> [Directions]
Every record that follows must be duplicated exactly, with images left out.

> [Dataset records]
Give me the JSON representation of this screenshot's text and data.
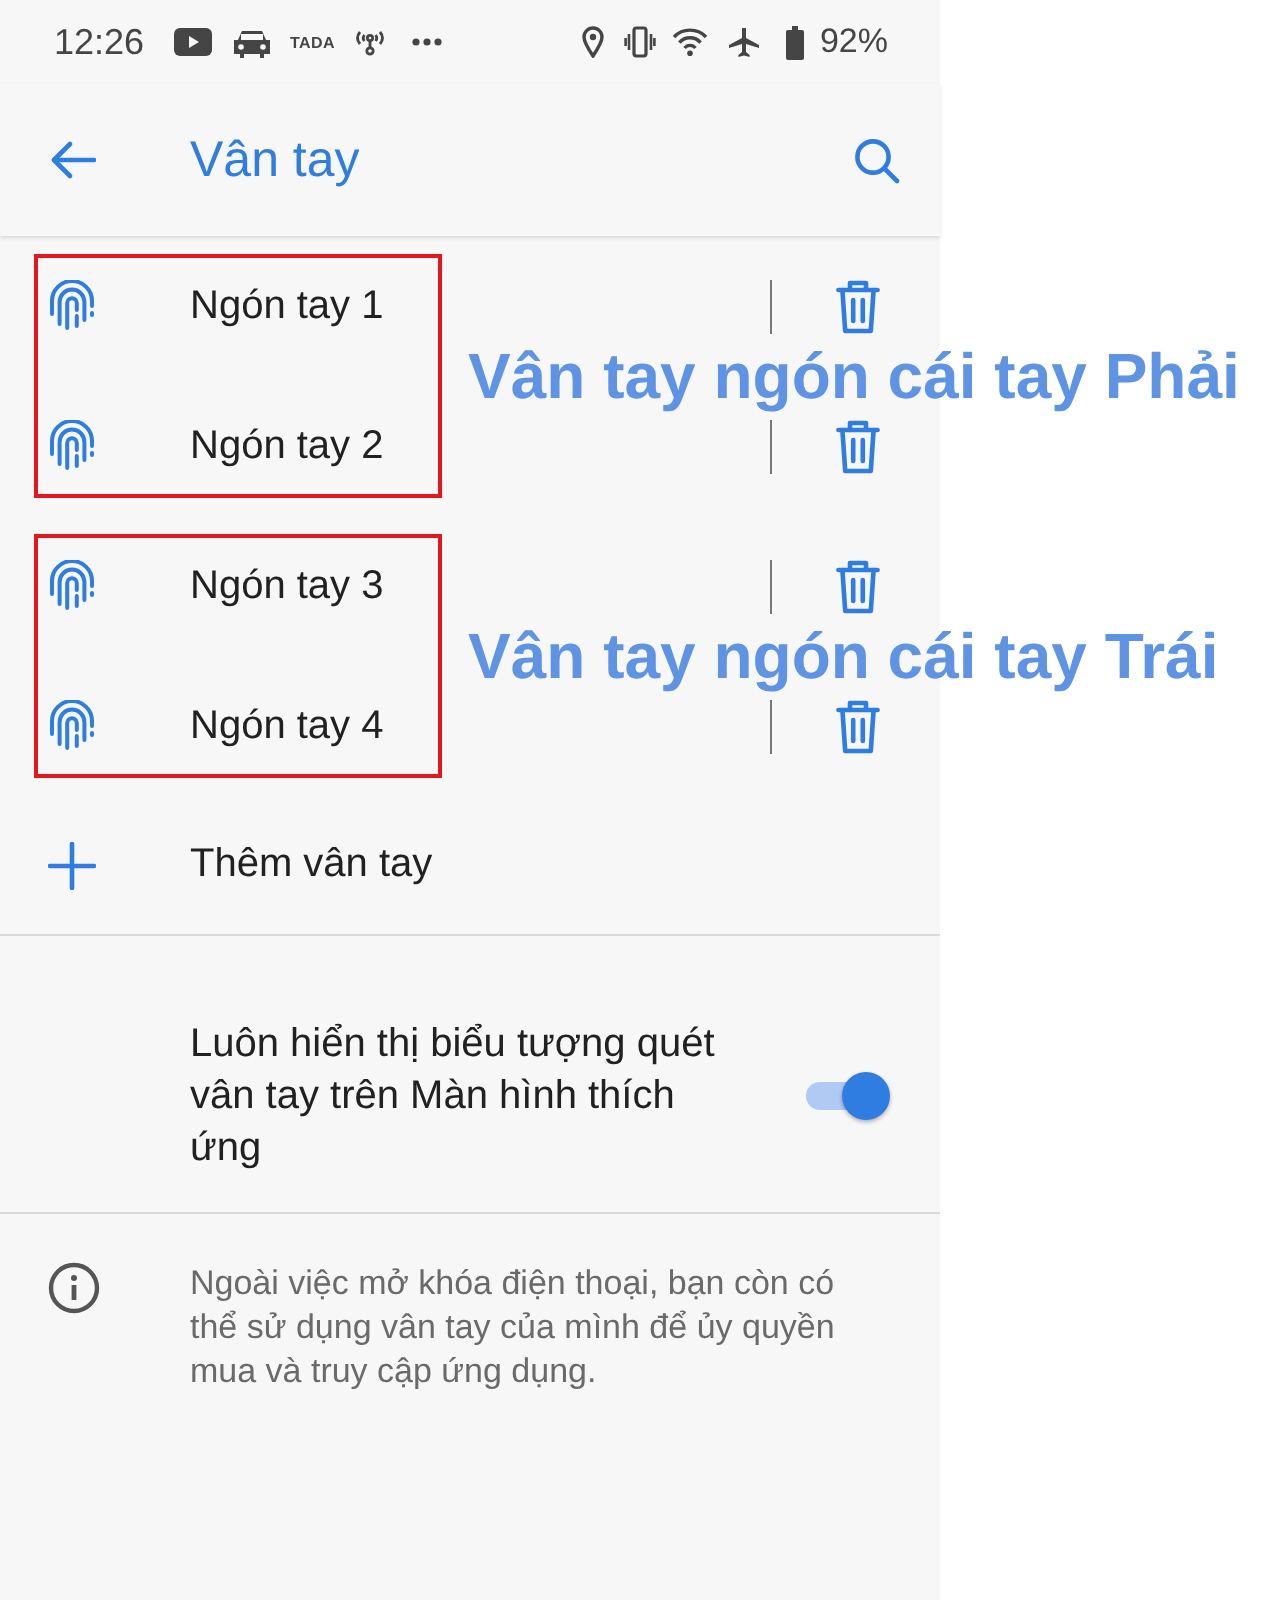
{
  "status_bar": {
    "time": "12:26",
    "app_label": "TADA",
    "battery_percent": "92%"
  },
  "app_bar": {
    "title": "Vân tay"
  },
  "fingerprint_groups": [
    {
      "annotation": "Vân tay ngón cái tay Phải",
      "fingerprints": [
        {
          "name": "Ngón tay 1"
        },
        {
          "name": "Ngón tay 2"
        }
      ]
    },
    {
      "annotation": "Vân tay ngón cái tay Trái",
      "fingerprints": [
        {
          "name": "Ngón tay 3"
        },
        {
          "name": "Ngón tay 4"
        }
      ]
    }
  ],
  "add_fingerprint": {
    "label": "Thêm vân tay"
  },
  "settings": [
    {
      "kind": "toggle",
      "label": "Luôn hiển thị biểu tượng quét vân tay trên Màn hình thích ứng",
      "on": true
    }
  ],
  "info": {
    "text": "Ngoài việc mở khóa điện thoại, bạn còn có thể sử dụng vân tay của mình để ủy quyền mua và truy cập ứng dụng."
  }
}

> [The output]
Give me the JSON representation of this screenshot's text and data.
{
  "status_bar": {
    "time": "12:26",
    "app_label": "TADA",
    "battery_percent": "92%"
  },
  "app_bar": {
    "title": "Vân tay"
  },
  "fingerprint_groups": [
    {
      "annotation": "Vân tay ngón cái tay Phải",
      "fingerprints": [
        {
          "name": "Ngón tay 1"
        },
        {
          "name": "Ngón tay 2"
        }
      ]
    },
    {
      "annotation": "Vân tay ngón cái tay Trái",
      "fingerprints": [
        {
          "name": "Ngón tay 3"
        },
        {
          "name": "Ngón tay 4"
        }
      ]
    }
  ],
  "add_fingerprint": {
    "label": "Thêm vân tay"
  },
  "settings": [
    {
      "kind": "toggle",
      "label": "Luôn hiển thị biểu tượng quét vân tay trên Màn hình thích ứng",
      "on": true
    }
  ],
  "info": {
    "text": "Ngoài việc mở khóa điện thoại, bạn còn có thể sử dụng vân tay của mình để ủy quyền mua và truy cập ứng dụng."
  }
}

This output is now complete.